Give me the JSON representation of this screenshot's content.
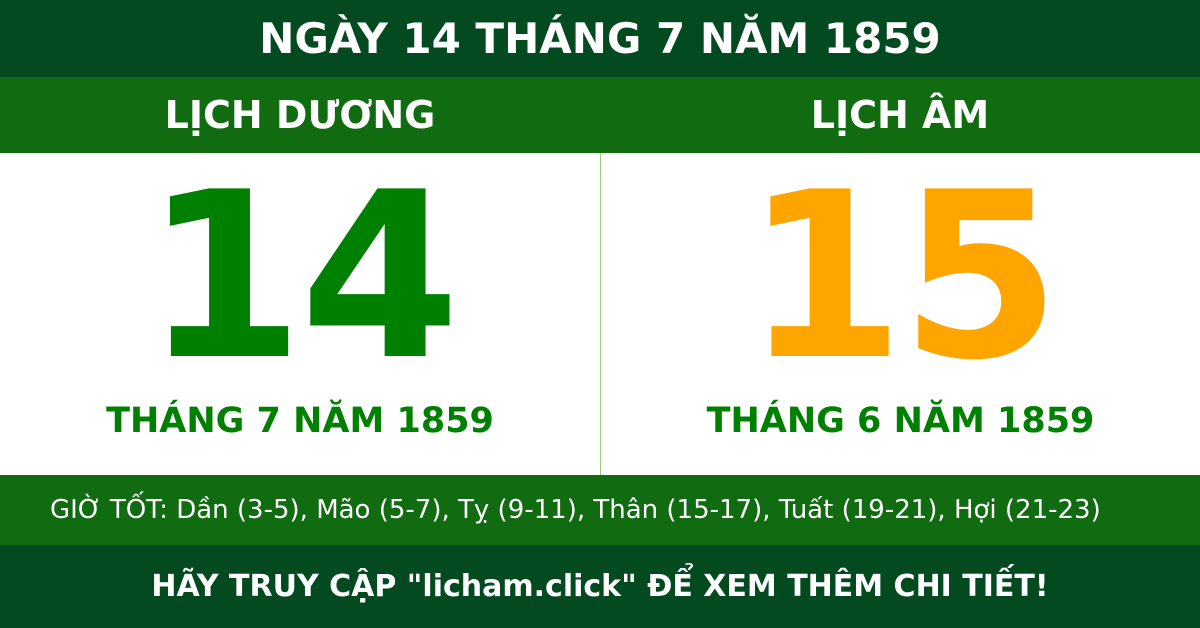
{
  "title": "NGÀY 14 THÁNG 7 NĂM 1859",
  "solar": {
    "heading": "LỊCH DƯƠNG",
    "day": "14",
    "month_year": "THÁNG 7 NĂM 1859"
  },
  "lunar": {
    "heading": "LỊCH ÂM",
    "day": "15",
    "month_year": "THÁNG 6 NĂM 1859"
  },
  "good_hours": "GIỜ TỐT: Dần (3-5), Mão (5-7), Tỵ (9-11), Thân (15-17), Tuất (19-21), Hợi (21-23)",
  "footer": "HÃY TRUY CẬP \"licham.click\" ĐỂ XEM THÊM CHI TIẾT!",
  "colors": {
    "dark_green": "#044a21",
    "green": "#116b10",
    "solar_day": "#008000",
    "lunar_day": "#ffa500"
  }
}
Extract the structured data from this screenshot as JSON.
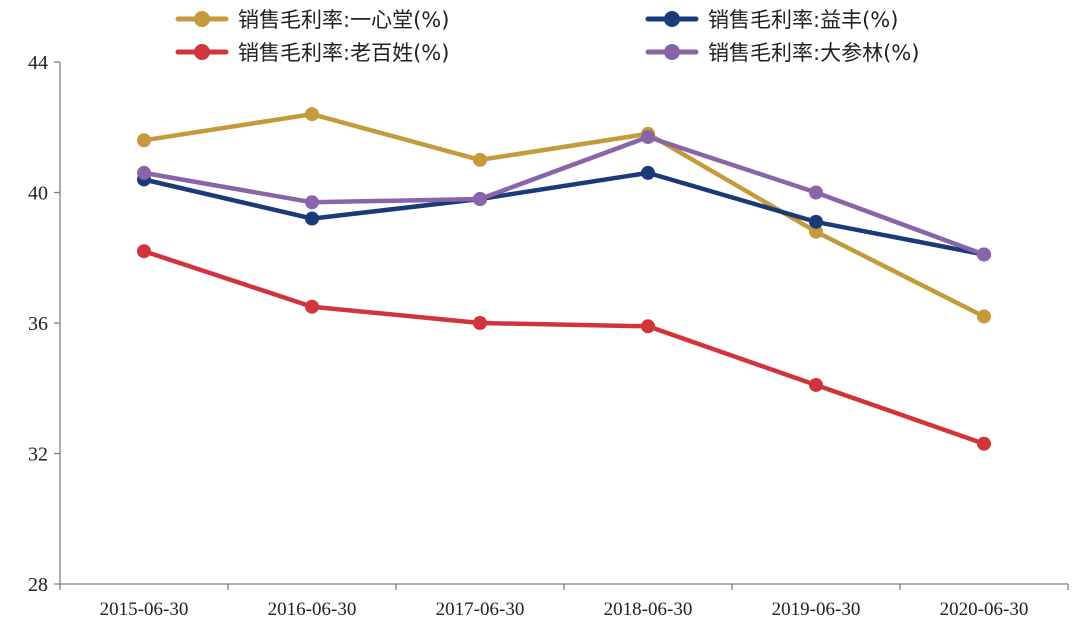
{
  "chart_data": {
    "type": "line",
    "title": "",
    "xlabel": "",
    "ylabel": "",
    "categories": [
      "2015-06-30",
      "2016-06-30",
      "2017-06-30",
      "2018-06-30",
      "2019-06-30",
      "2020-06-30"
    ],
    "ylim": [
      28,
      44
    ],
    "yticks": [
      28,
      32,
      36,
      40,
      44
    ],
    "legend_position": "top",
    "series": [
      {
        "name": "销售毛利率:一心堂(%)",
        "color": "#C49A3C",
        "values": [
          41.6,
          42.4,
          41.0,
          41.8,
          38.8,
          36.2
        ]
      },
      {
        "name": "销售毛利率:益丰(%)",
        "color": "#1B3A7A",
        "values": [
          40.4,
          39.2,
          39.8,
          40.6,
          39.1,
          38.1
        ]
      },
      {
        "name": "销售毛利率:老百姓(%)",
        "color": "#D1343A",
        "values": [
          38.2,
          36.5,
          36.0,
          35.9,
          34.1,
          32.3
        ]
      },
      {
        "name": "销售毛利率:大参林(%)",
        "color": "#8A64A8",
        "values": [
          40.6,
          39.7,
          39.8,
          41.7,
          40.0,
          38.1
        ]
      }
    ]
  }
}
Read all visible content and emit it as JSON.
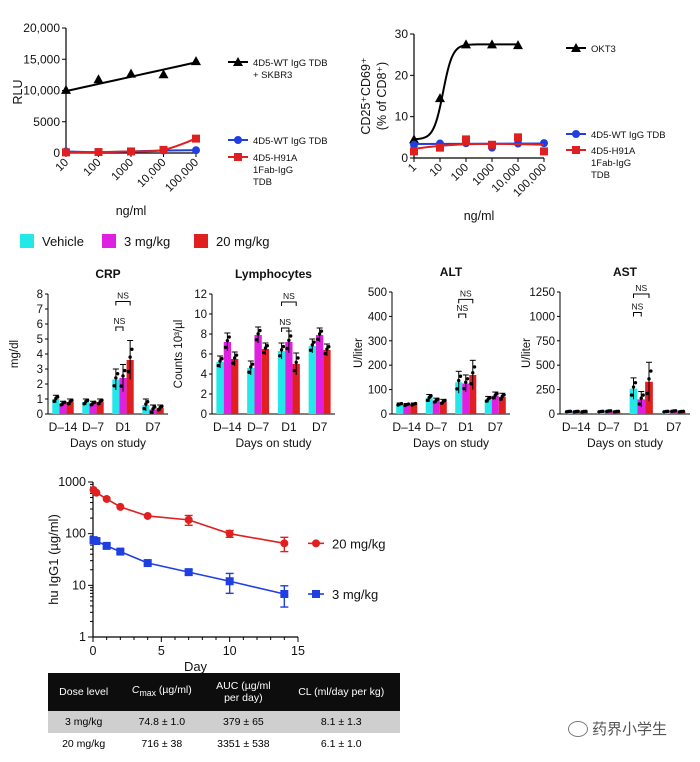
{
  "chart_data": [
    {
      "id": "A",
      "type": "line",
      "xscale": "log",
      "xlim": [
        10,
        100000
      ],
      "ylim": [
        0,
        20000
      ],
      "xlabel": "ng/ml",
      "ylabel": "RLU",
      "xticks": [
        "10",
        "100",
        "1000",
        "10,000",
        "100,000"
      ],
      "yticks": [
        "0",
        "5000",
        "10,000",
        "15,000",
        "20,000"
      ],
      "series": [
        {
          "name": "4D5-WT IgG TDB + SKBR3",
          "legend": [
            "4D5-WT IgG TDB",
            "+ SKBR3"
          ],
          "color": "#000000",
          "marker": "triangle",
          "x": [
            10,
            100,
            1000,
            10000,
            100000
          ],
          "y": [
            10100,
            11800,
            12700,
            12600,
            14700
          ]
        },
        {
          "name": "4D5-WT IgG TDB",
          "legend": [
            "4D5-WT IgG TDB"
          ],
          "color": "#1f3fe0",
          "marker": "circle",
          "x": [
            10,
            100,
            1000,
            10000,
            100000
          ],
          "y": [
            250,
            150,
            250,
            400,
            450
          ]
        },
        {
          "name": "4D5-H91A 1Fab-IgG TDB",
          "legend": [
            "4D5-H91A",
            "1Fab-IgG",
            "TDB"
          ],
          "color": "#e02020",
          "marker": "square",
          "x": [
            10,
            100,
            1000,
            10000,
            100000
          ],
          "y": [
            100,
            150,
            250,
            500,
            2300
          ]
        }
      ]
    },
    {
      "id": "B",
      "type": "line",
      "xscale": "log",
      "xlim": [
        1,
        100000
      ],
      "ylim": [
        0,
        30
      ],
      "xlabel": "ng/ml",
      "ylabel": [
        "CD25⁺CD69⁺",
        "(% of CD8⁺)"
      ],
      "xticks": [
        "1",
        "10",
        "100",
        "1000",
        "10,000",
        "100,000"
      ],
      "yticks": [
        "0",
        "10",
        "20",
        "30"
      ],
      "series": [
        {
          "name": "OKT3",
          "legend": [
            "OKT3"
          ],
          "color": "#000000",
          "marker": "triangle",
          "x": [
            1,
            10,
            100,
            1000,
            10000
          ],
          "y": [
            4.5,
            14.5,
            27.5,
            27.5,
            27.3
          ]
        },
        {
          "name": "4D5-WT IgG TDB",
          "legend": [
            "4D5-WT IgG TDB"
          ],
          "color": "#1f3fe0",
          "marker": "circle",
          "x": [
            1,
            10,
            100,
            1000,
            10000,
            100000
          ],
          "y": [
            3.2,
            3.5,
            3.6,
            2.5,
            3.5,
            3.6
          ]
        },
        {
          "name": "4D5-H91A 1Fab-IgG TDB",
          "legend": [
            "4D5-H91A",
            "1Fab-IgG",
            "TDB"
          ],
          "color": "#e02020",
          "marker": "square",
          "x": [
            1,
            10,
            100,
            1000,
            10000,
            100000
          ],
          "y": [
            1.6,
            2.5,
            4.5,
            3.2,
            5.0,
            1.6
          ]
        }
      ]
    },
    {
      "id": "legend",
      "type": "legend",
      "entries": [
        {
          "label": "Vehicle",
          "color": "#22e8ea"
        },
        {
          "label": "3 mg/kg",
          "color": "#e020e0"
        },
        {
          "label": "20 mg/kg",
          "color": "#e02020"
        }
      ]
    },
    {
      "id": "CRP",
      "type": "bar",
      "title": "CRP",
      "ylabel": "mg/dl",
      "xlabel": "Days on study",
      "categories": [
        "D–14",
        "D–7",
        "D1",
        "D7"
      ],
      "ylim": [
        0,
        8
      ],
      "yticks": [
        "0",
        "1",
        "2",
        "3",
        "4",
        "5",
        "6",
        "7",
        "8"
      ],
      "series": [
        {
          "name": "Vehicle",
          "values": [
            1.0,
            0.8,
            2.3,
            0.6
          ],
          "err": [
            0.25,
            0.2,
            0.7,
            0.4
          ]
        },
        {
          "name": "3 mg/kg",
          "values": [
            0.7,
            0.7,
            2.4,
            0.3
          ],
          "err": [
            0.15,
            0.15,
            0.9,
            0.3
          ]
        },
        {
          "name": "20 mg/kg",
          "values": [
            0.8,
            0.8,
            3.6,
            0.4
          ],
          "err": [
            0.2,
            0.2,
            1.3,
            0.2
          ]
        }
      ],
      "sig": [
        {
          "label": "NS",
          "level": 7.5
        },
        {
          "label": "NS",
          "level": 5.8
        }
      ]
    },
    {
      "id": "Lymph",
      "type": "bar",
      "title": "Lymphocytes",
      "ylabel": "Counts 10³/µl",
      "xlabel": "Days on study",
      "categories": [
        "D–14",
        "D–7",
        "D1",
        "D7"
      ],
      "ylim": [
        0,
        12
      ],
      "yticks": [
        "0",
        "2",
        "4",
        "6",
        "8",
        "10",
        "12"
      ],
      "series": [
        {
          "name": "Vehicle",
          "values": [
            5.2,
            4.6,
            6.3,
            6.8
          ],
          "err": [
            0.6,
            0.7,
            0.8,
            0.7
          ]
        },
        {
          "name": "3 mg/kg",
          "values": [
            7.2,
            7.9,
            7.2,
            7.9
          ],
          "err": [
            0.9,
            0.8,
            1.1,
            0.7
          ]
        },
        {
          "name": "20 mg/kg",
          "values": [
            5.5,
            6.5,
            5.0,
            6.4
          ],
          "err": [
            0.7,
            0.6,
            1.1,
            0.6
          ]
        }
      ],
      "sig": [
        {
          "label": "NS",
          "level": 11.2
        },
        {
          "label": "NS",
          "level": 8.6
        }
      ]
    },
    {
      "id": "ALT",
      "type": "bar",
      "title": "ALT",
      "ylabel": "U/liter",
      "xlabel": "Days on study",
      "categories": [
        "D–14",
        "D–7",
        "D1",
        "D7"
      ],
      "ylim": [
        0,
        500
      ],
      "yticks": [
        "0",
        "100",
        "200",
        "300",
        "400",
        "500"
      ],
      "series": [
        {
          "name": "Vehicle",
          "values": [
            40,
            65,
            130,
            60
          ],
          "err": [
            5,
            15,
            45,
            12
          ]
        },
        {
          "name": "3 mg/kg",
          "values": [
            38,
            55,
            125,
            75
          ],
          "err": [
            5,
            10,
            35,
            15
          ]
        },
        {
          "name": "20 mg/kg",
          "values": [
            40,
            50,
            160,
            70
          ],
          "err": [
            5,
            10,
            60,
            15
          ]
        }
      ],
      "sig": [
        {
          "label": "NS",
          "level": 470
        },
        {
          "label": "NS",
          "level": 410
        }
      ]
    },
    {
      "id": "AST",
      "type": "bar",
      "title": "AST",
      "ylabel": "U/liter",
      "xlabel": "Days on study",
      "categories": [
        "D–14",
        "D–7",
        "D1",
        "D7"
      ],
      "ylim": [
        0,
        1250
      ],
      "yticks": [
        "0",
        "250",
        "500",
        "750",
        "1000",
        "1250"
      ],
      "series": [
        {
          "name": "Vehicle",
          "values": [
            25,
            25,
            260,
            25
          ],
          "err": [
            5,
            5,
            110,
            5
          ]
        },
        {
          "name": "3 mg/kg",
          "values": [
            25,
            30,
            150,
            30
          ],
          "err": [
            5,
            5,
            80,
            5
          ]
        },
        {
          "name": "20 mg/kg",
          "values": [
            25,
            25,
            330,
            25
          ],
          "err": [
            5,
            5,
            200,
            5
          ]
        }
      ],
      "sig": [
        {
          "label": "NS",
          "level": 1230
        },
        {
          "label": "NS",
          "level": 1040
        }
      ]
    },
    {
      "id": "PK",
      "type": "line",
      "yscale": "log",
      "xlabel": "Day",
      "ylabel": "hu IgG1 (µg/ml)",
      "xlim": [
        0,
        15
      ],
      "ylim": [
        1,
        1000
      ],
      "xticks": [
        "0",
        "5",
        "10",
        "15"
      ],
      "yticks": [
        "1",
        "10",
        "100",
        "1000"
      ],
      "series": [
        {
          "name": "20 mg/kg",
          "color": "#e02020",
          "marker": "circle",
          "x": [
            0.04,
            0.25,
            1,
            2,
            4,
            7,
            10,
            14
          ],
          "y": [
            700,
            620,
            470,
            330,
            220,
            185,
            100,
            65
          ],
          "err": [
            0,
            0,
            0,
            0,
            0,
            40,
            15,
            20
          ]
        },
        {
          "name": "3 mg/kg",
          "color": "#1f3fe0",
          "marker": "square",
          "x": [
            0.04,
            0.25,
            1,
            2,
            4,
            7,
            10,
            14
          ],
          "y": [
            75,
            72,
            58,
            45,
            27,
            18,
            12,
            6.8
          ],
          "err": [
            5,
            5,
            5,
            3,
            2,
            2,
            5,
            3
          ]
        }
      ]
    }
  ],
  "pk_table": {
    "headers": [
      [
        "Dose level"
      ],
      [
        "C",
        "max",
        " (µg/ml)"
      ],
      [
        "AUC (µg/ml",
        "per day)"
      ],
      [
        "CL (ml/day per kg)"
      ]
    ],
    "rows": [
      [
        "3 mg/kg",
        "74.8 ± 1.0",
        "379  ± 65",
        "8.1 ± 1.3"
      ],
      [
        "20 mg/kg",
        "716 ± 38",
        "3351 ± 538",
        "6.1  ± 1.0"
      ]
    ]
  },
  "watermark": "药界小学生",
  "colors": {
    "vehicle": "#22e8ea",
    "low": "#e020e0",
    "high": "#e02020",
    "blue": "#1f3fe0",
    "black": "#000000"
  }
}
::::::::::
## Task description
Scan the data above and copy every line with "title" in it.

## Final result
  "title": "NGÀY 14 THÁNG 7 NĂM 1859",
    "title": "",
      "title": "CRP",
      "title": "Lymphocytes",
      "title": "ALT",
      "title": "AST",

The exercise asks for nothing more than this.